#### PROBLEM REQUIREMENTS
Write out the data word for word and drop any picture you find.

#### SUPPLIED ENTRIES
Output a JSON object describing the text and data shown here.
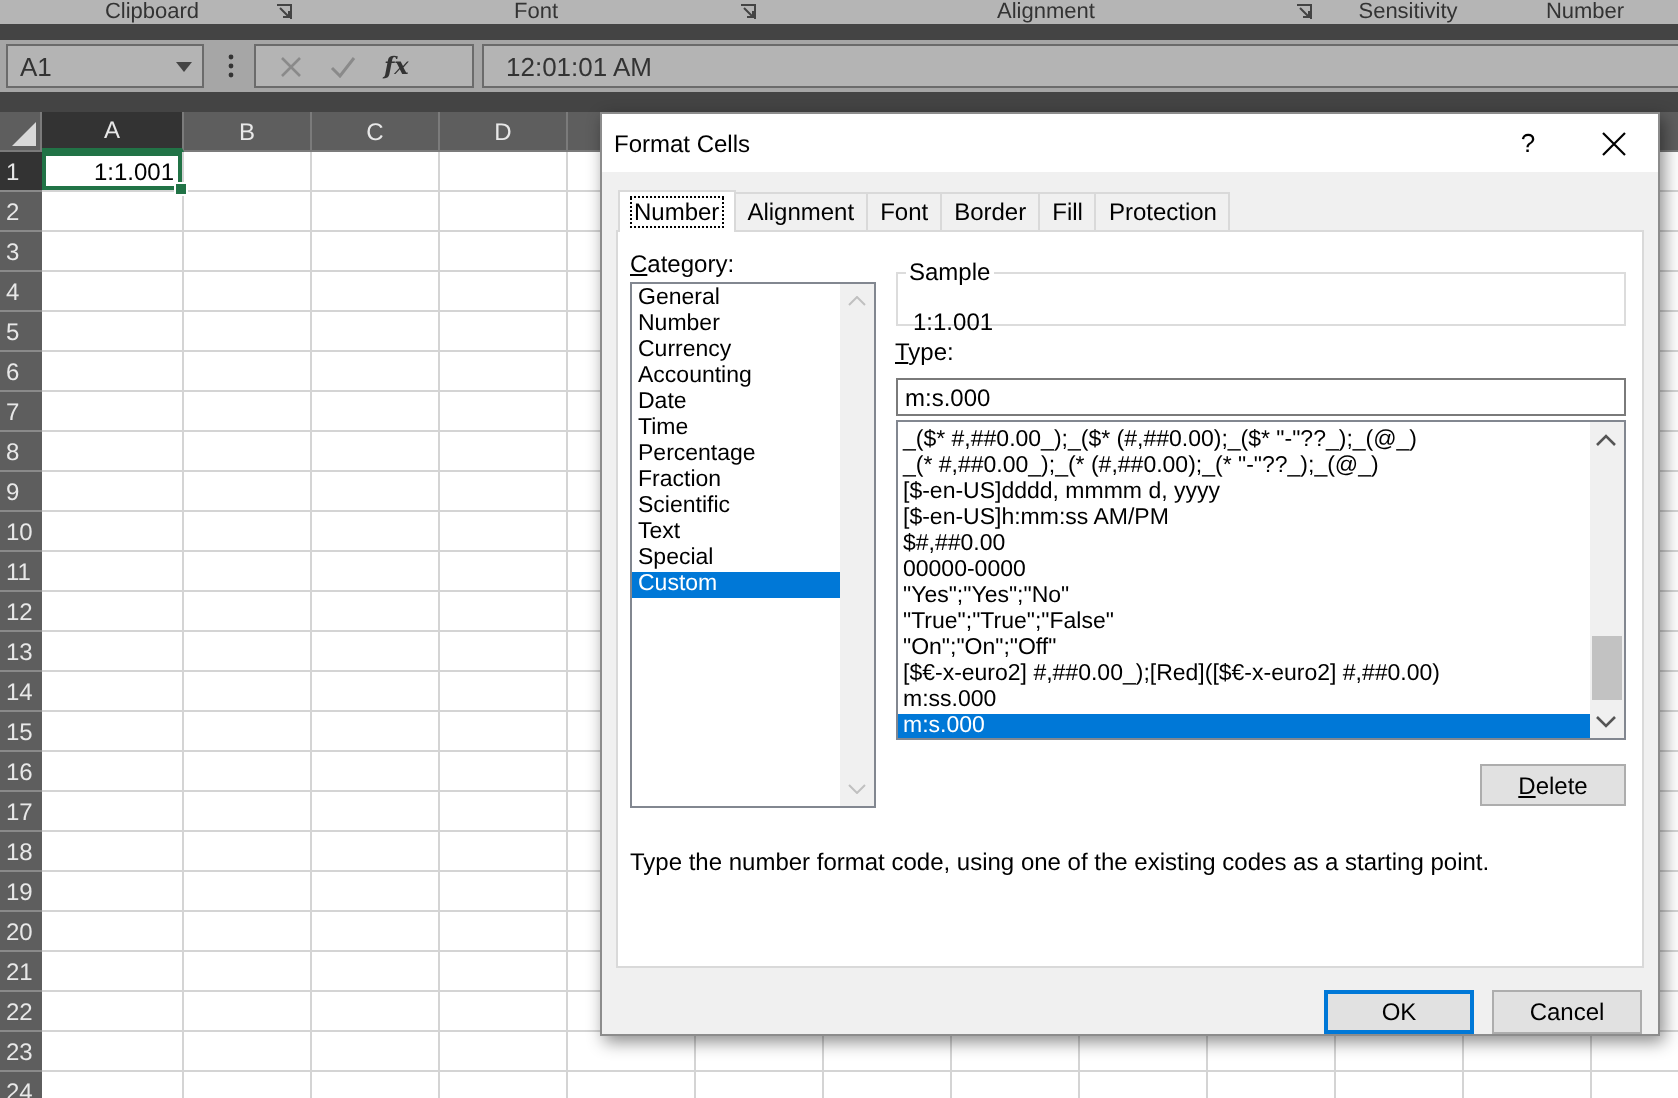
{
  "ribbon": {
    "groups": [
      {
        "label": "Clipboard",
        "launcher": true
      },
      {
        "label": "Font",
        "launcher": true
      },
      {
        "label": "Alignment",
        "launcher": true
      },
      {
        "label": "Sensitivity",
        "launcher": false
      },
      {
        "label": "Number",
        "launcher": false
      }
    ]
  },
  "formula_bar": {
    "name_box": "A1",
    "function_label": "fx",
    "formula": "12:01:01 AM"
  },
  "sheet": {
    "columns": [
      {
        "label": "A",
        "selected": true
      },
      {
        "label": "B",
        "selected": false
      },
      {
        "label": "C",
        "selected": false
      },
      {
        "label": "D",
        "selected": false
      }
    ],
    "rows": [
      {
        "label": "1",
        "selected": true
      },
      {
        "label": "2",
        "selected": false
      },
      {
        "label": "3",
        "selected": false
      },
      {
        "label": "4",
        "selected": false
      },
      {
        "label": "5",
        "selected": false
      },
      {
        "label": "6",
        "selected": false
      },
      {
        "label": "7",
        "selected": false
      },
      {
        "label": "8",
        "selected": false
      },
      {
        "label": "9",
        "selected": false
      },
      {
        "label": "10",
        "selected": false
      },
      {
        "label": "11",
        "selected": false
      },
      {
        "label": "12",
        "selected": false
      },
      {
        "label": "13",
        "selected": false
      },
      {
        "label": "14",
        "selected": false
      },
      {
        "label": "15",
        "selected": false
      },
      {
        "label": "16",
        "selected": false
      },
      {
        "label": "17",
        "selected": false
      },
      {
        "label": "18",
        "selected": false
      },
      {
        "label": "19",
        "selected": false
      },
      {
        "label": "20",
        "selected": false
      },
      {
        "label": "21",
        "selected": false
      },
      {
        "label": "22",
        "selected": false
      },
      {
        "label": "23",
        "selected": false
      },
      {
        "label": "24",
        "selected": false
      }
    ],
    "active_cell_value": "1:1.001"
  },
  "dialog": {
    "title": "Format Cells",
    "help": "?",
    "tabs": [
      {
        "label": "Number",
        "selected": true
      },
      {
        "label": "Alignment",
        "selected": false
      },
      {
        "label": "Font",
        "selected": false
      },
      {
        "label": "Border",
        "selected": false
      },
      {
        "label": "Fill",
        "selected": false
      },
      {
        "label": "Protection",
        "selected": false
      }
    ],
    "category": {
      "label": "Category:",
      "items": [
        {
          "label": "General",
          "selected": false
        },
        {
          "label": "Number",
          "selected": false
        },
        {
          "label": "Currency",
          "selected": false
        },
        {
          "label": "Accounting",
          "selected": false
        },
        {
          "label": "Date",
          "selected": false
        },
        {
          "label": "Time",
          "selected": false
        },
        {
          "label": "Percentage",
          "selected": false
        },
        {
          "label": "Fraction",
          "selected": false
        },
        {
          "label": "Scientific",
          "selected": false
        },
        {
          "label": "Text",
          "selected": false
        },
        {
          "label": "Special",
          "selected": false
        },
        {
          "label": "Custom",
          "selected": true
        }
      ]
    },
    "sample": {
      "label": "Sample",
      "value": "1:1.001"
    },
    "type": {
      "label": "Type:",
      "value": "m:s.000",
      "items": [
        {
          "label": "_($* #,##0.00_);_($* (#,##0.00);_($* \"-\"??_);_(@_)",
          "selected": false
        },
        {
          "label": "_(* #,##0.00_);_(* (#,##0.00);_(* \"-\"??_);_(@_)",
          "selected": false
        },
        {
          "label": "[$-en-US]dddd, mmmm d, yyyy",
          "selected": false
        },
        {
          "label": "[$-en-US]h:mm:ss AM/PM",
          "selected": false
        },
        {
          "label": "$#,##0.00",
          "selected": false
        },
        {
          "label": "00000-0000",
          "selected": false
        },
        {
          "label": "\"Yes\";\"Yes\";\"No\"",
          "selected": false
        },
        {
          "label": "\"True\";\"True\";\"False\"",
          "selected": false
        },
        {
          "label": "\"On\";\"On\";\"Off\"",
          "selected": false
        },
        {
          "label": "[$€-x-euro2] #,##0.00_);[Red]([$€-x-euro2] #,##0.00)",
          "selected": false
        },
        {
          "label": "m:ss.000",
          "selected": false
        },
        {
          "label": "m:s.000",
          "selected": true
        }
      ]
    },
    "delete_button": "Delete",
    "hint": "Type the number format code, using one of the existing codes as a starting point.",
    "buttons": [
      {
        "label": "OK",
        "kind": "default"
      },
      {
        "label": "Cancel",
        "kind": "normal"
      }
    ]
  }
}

#### TASK ANSWER
Output a JSON object describing the text and data shown here.
{
  "ribbon": {
    "groups": [
      {
        "label": "Clipboard",
        "launcher": true
      },
      {
        "label": "Font",
        "launcher": true
      },
      {
        "label": "Alignment",
        "launcher": true
      },
      {
        "label": "Sensitivity",
        "launcher": false
      },
      {
        "label": "Number",
        "launcher": false
      }
    ]
  },
  "formula_bar": {
    "name_box": "A1",
    "function_label": "fx",
    "formula": "12:01:01 AM"
  },
  "sheet": {
    "columns": [
      {
        "label": "A",
        "selected": true
      },
      {
        "label": "B",
        "selected": false
      },
      {
        "label": "C",
        "selected": false
      },
      {
        "label": "D",
        "selected": false
      }
    ],
    "rows": [
      {
        "label": "1",
        "selected": true
      },
      {
        "label": "2",
        "selected": false
      },
      {
        "label": "3",
        "selected": false
      },
      {
        "label": "4",
        "selected": false
      },
      {
        "label": "5",
        "selected": false
      },
      {
        "label": "6",
        "selected": false
      },
      {
        "label": "7",
        "selected": false
      },
      {
        "label": "8",
        "selected": false
      },
      {
        "label": "9",
        "selected": false
      },
      {
        "label": "10",
        "selected": false
      },
      {
        "label": "11",
        "selected": false
      },
      {
        "label": "12",
        "selected": false
      },
      {
        "label": "13",
        "selected": false
      },
      {
        "label": "14",
        "selected": false
      },
      {
        "label": "15",
        "selected": false
      },
      {
        "label": "16",
        "selected": false
      },
      {
        "label": "17",
        "selected": false
      },
      {
        "label": "18",
        "selected": false
      },
      {
        "label": "19",
        "selected": false
      },
      {
        "label": "20",
        "selected": false
      },
      {
        "label": "21",
        "selected": false
      },
      {
        "label": "22",
        "selected": false
      },
      {
        "label": "23",
        "selected": false
      },
      {
        "label": "24",
        "selected": false
      }
    ],
    "active_cell_value": "1:1.001"
  },
  "dialog": {
    "title": "Format Cells",
    "help": "?",
    "tabs": [
      {
        "label": "Number",
        "selected": true
      },
      {
        "label": "Alignment",
        "selected": false
      },
      {
        "label": "Font",
        "selected": false
      },
      {
        "label": "Border",
        "selected": false
      },
      {
        "label": "Fill",
        "selected": false
      },
      {
        "label": "Protection",
        "selected": false
      }
    ],
    "category": {
      "label": "Category:",
      "items": [
        {
          "label": "General",
          "selected": false
        },
        {
          "label": "Number",
          "selected": false
        },
        {
          "label": "Currency",
          "selected": false
        },
        {
          "label": "Accounting",
          "selected": false
        },
        {
          "label": "Date",
          "selected": false
        },
        {
          "label": "Time",
          "selected": false
        },
        {
          "label": "Percentage",
          "selected": false
        },
        {
          "label": "Fraction",
          "selected": false
        },
        {
          "label": "Scientific",
          "selected": false
        },
        {
          "label": "Text",
          "selected": false
        },
        {
          "label": "Special",
          "selected": false
        },
        {
          "label": "Custom",
          "selected": true
        }
      ]
    },
    "sample": {
      "label": "Sample",
      "value": "1:1.001"
    },
    "type": {
      "label": "Type:",
      "value": "m:s.000",
      "items": [
        {
          "label": "_($* #,##0.00_);_($* (#,##0.00);_($* \"-\"??_);_(@_)",
          "selected": false
        },
        {
          "label": "_(* #,##0.00_);_(* (#,##0.00);_(* \"-\"??_);_(@_)",
          "selected": false
        },
        {
          "label": "[$-en-US]dddd, mmmm d, yyyy",
          "selected": false
        },
        {
          "label": "[$-en-US]h:mm:ss AM/PM",
          "selected": false
        },
        {
          "label": "$#,##0.00",
          "selected": false
        },
        {
          "label": "00000-0000",
          "selected": false
        },
        {
          "label": "\"Yes\";\"Yes\";\"No\"",
          "selected": false
        },
        {
          "label": "\"True\";\"True\";\"False\"",
          "selected": false
        },
        {
          "label": "\"On\";\"On\";\"Off\"",
          "selected": false
        },
        {
          "label": "[$€-x-euro2] #,##0.00_);[Red]([$€-x-euro2] #,##0.00)",
          "selected": false
        },
        {
          "label": "m:ss.000",
          "selected": false
        },
        {
          "label": "m:s.000",
          "selected": true
        }
      ]
    },
    "delete_button": "Delete",
    "hint": "Type the number format code, using one of the existing codes as a starting point.",
    "buttons": [
      {
        "label": "OK",
        "kind": "default"
      },
      {
        "label": "Cancel",
        "kind": "normal"
      }
    ]
  }
}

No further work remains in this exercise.